▶ **INSTRUCTIONS TO FOLLOW**: All of the data below should be written out exactly.

(Dataset rows about figures)
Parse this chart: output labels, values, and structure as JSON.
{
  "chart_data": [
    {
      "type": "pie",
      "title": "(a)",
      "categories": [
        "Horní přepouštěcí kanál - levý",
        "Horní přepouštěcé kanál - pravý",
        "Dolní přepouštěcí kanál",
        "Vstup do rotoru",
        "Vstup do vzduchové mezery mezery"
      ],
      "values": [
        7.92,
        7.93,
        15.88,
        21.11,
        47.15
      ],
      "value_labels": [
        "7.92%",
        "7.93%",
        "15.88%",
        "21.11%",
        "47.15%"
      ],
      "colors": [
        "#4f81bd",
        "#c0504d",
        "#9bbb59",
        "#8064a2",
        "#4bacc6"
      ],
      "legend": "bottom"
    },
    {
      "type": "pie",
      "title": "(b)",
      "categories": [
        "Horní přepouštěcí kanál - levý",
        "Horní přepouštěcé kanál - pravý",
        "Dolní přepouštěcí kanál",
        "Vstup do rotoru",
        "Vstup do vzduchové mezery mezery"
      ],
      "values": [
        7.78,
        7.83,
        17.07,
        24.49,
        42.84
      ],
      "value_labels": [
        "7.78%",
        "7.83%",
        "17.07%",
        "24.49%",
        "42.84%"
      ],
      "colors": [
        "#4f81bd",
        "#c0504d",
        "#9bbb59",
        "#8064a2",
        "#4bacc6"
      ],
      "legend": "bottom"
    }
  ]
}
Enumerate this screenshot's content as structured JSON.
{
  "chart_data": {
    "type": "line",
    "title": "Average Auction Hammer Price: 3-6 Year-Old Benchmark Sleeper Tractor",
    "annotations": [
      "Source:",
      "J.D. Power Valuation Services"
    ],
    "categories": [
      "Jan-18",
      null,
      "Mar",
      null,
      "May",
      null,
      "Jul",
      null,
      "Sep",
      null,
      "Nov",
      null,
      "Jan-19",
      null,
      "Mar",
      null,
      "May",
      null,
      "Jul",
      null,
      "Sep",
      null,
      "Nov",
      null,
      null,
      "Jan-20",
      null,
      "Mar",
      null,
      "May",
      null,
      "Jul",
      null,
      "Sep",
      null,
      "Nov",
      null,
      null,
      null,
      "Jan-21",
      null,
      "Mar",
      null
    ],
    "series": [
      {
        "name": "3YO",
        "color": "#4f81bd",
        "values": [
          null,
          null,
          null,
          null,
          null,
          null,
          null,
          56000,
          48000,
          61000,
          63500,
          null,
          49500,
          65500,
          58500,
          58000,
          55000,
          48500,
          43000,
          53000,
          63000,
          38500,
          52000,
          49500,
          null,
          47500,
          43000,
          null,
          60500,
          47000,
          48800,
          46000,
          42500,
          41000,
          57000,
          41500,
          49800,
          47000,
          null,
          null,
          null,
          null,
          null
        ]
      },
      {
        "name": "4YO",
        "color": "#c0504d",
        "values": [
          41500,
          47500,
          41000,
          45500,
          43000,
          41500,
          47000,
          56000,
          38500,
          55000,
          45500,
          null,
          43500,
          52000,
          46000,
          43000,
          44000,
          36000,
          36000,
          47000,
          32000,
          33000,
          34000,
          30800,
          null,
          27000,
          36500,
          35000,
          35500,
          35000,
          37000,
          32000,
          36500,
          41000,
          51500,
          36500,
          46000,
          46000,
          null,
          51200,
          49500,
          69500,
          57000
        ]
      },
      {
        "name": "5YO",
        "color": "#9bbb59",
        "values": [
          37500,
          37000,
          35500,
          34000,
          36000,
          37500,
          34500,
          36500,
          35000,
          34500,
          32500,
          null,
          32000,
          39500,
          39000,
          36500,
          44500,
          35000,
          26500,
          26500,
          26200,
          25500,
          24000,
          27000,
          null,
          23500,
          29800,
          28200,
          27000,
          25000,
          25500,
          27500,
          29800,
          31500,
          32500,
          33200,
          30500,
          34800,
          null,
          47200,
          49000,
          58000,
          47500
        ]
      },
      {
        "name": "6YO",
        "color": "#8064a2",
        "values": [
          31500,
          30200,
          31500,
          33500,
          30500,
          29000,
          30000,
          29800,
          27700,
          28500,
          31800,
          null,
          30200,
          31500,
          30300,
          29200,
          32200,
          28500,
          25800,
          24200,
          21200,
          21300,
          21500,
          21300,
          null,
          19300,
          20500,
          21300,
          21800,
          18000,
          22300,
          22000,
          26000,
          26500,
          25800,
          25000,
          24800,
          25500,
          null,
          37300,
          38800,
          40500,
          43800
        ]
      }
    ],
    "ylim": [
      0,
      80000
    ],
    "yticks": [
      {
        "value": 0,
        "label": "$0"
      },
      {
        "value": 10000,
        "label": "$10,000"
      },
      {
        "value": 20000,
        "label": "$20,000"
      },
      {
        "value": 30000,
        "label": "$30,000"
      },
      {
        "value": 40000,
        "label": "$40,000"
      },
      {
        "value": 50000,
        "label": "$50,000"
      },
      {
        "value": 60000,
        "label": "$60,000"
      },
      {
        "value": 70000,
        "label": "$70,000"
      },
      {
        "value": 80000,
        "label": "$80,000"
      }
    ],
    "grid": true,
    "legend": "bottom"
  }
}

▶ **SOLUTION**:
Parse this chart: output labels, values, and structure as JSON.
{
  "chart_data": [
    {
      "type": "pie",
      "title": "(a)",
      "categories": [
        "Horní přepouštěcí kanál - levý",
        "Horní přepouštěcé kanál - pravý",
        "Dolní přepouštěcí kanál",
        "Vstup do rotoru",
        "Vstup do vzduchové mezery mezery"
      ],
      "values": [
        7.92,
        7.93,
        15.88,
        21.11,
        47.15
      ],
      "value_labels": [
        "7.92%",
        "7.93%",
        "15.88%",
        "21.11%",
        "47.15%"
      ],
      "colors": [
        "#4f81bd",
        "#c0504d",
        "#9bbb59",
        "#8064a2",
        "#4bacc6"
      ],
      "legend": "bottom"
    },
    {
      "type": "pie",
      "title": "(b)",
      "categories": [
        "Horní přepouštěcí kanál - levý",
        "Horní přepouštěcé kanál - pravý",
        "Dolní přepouštěcí kanál",
        "Vstup do rotoru",
        "Vstup do vzduchové mezery mezery"
      ],
      "values": [
        7.78,
        7.83,
        17.07,
        24.49,
        42.84
      ],
      "value_labels": [
        "7.78%",
        "7.83%",
        "17.07%",
        "24.49%",
        "42.84%"
      ],
      "colors": [
        "#4f81bd",
        "#c0504d",
        "#9bbb59",
        "#8064a2",
        "#4bacc6"
      ],
      "legend": "bottom"
    }
  ]
}
Enumerate this screenshot's content as structured JSON.
{
  "chart_data": {
    "type": "line",
    "title": "Average Auction Hammer Price: 3-6 Year-Old Benchmark Sleeper Tractor",
    "annotations": [
      "Source:",
      "J.D. Power Valuation Services"
    ],
    "categories": [
      "Jan-18",
      null,
      "Mar",
      null,
      "May",
      null,
      "Jul",
      null,
      "Sep",
      null,
      "Nov",
      null,
      "Jan-19",
      null,
      "Mar",
      null,
      "May",
      null,
      "Jul",
      null,
      "Sep",
      null,
      "Nov",
      null,
      null,
      "Jan-20",
      null,
      "Mar",
      null,
      "May",
      null,
      "Jul",
      null,
      "Sep",
      null,
      "Nov",
      null,
      null,
      null,
      "Jan-21",
      null,
      "Mar",
      null
    ],
    "series": [
      {
        "name": "3YO",
        "color": "#4f81bd",
        "values": [
          null,
          null,
          null,
          null,
          null,
          null,
          null,
          56000,
          48000,
          61000,
          63500,
          null,
          49500,
          65500,
          58500,
          58000,
          55000,
          48500,
          43000,
          53000,
          63000,
          38500,
          52000,
          49500,
          null,
          47500,
          43000,
          null,
          60500,
          47000,
          48800,
          46000,
          42500,
          41000,
          57000,
          41500,
          49800,
          47000,
          null,
          null,
          null,
          null,
          null
        ]
      },
      {
        "name": "4YO",
        "color": "#c0504d",
        "values": [
          41500,
          47500,
          41000,
          45500,
          43000,
          41500,
          47000,
          56000,
          38500,
          55000,
          45500,
          null,
          43500,
          52000,
          46000,
          43000,
          44000,
          36000,
          36000,
          47000,
          32000,
          33000,
          34000,
          30800,
          null,
          27000,
          36500,
          35000,
          35500,
          35000,
          37000,
          32000,
          36500,
          41000,
          51500,
          36500,
          46000,
          46000,
          null,
          51200,
          49500,
          69500,
          57000
        ]
      },
      {
        "name": "5YO",
        "color": "#9bbb59",
        "values": [
          37500,
          37000,
          35500,
          34000,
          36000,
          37500,
          34500,
          36500,
          35000,
          34500,
          32500,
          null,
          32000,
          39500,
          39000,
          36500,
          44500,
          35000,
          26500,
          26500,
          26200,
          25500,
          24000,
          27000,
          null,
          23500,
          29800,
          28200,
          27000,
          25000,
          25500,
          27500,
          29800,
          31500,
          32500,
          33200,
          30500,
          34800,
          null,
          47200,
          49000,
          58000,
          47500
        ]
      },
      {
        "name": "6YO",
        "color": "#8064a2",
        "values": [
          31500,
          30200,
          31500,
          33500,
          30500,
          29000,
          30000,
          29800,
          27700,
          28500,
          31800,
          null,
          30200,
          31500,
          30300,
          29200,
          32200,
          28500,
          25800,
          24200,
          21200,
          21300,
          21500,
          21300,
          null,
          19300,
          20500,
          21300,
          21800,
          18000,
          22300,
          22000,
          26000,
          26500,
          25800,
          25000,
          24800,
          25500,
          null,
          37300,
          38800,
          40500,
          43800
        ]
      }
    ],
    "ylim": [
      0,
      80000
    ],
    "yticks": [
      {
        "value": 0,
        "label": "$0"
      },
      {
        "value": 10000,
        "label": "$10,000"
      },
      {
        "value": 20000,
        "label": "$20,000"
      },
      {
        "value": 30000,
        "label": "$30,000"
      },
      {
        "value": 40000,
        "label": "$40,000"
      },
      {
        "value": 50000,
        "label": "$50,000"
      },
      {
        "value": 60000,
        "label": "$60,000"
      },
      {
        "value": 70000,
        "label": "$70,000"
      },
      {
        "value": 80000,
        "label": "$80,000"
      }
    ],
    "grid": true,
    "legend": "bottom"
  }
}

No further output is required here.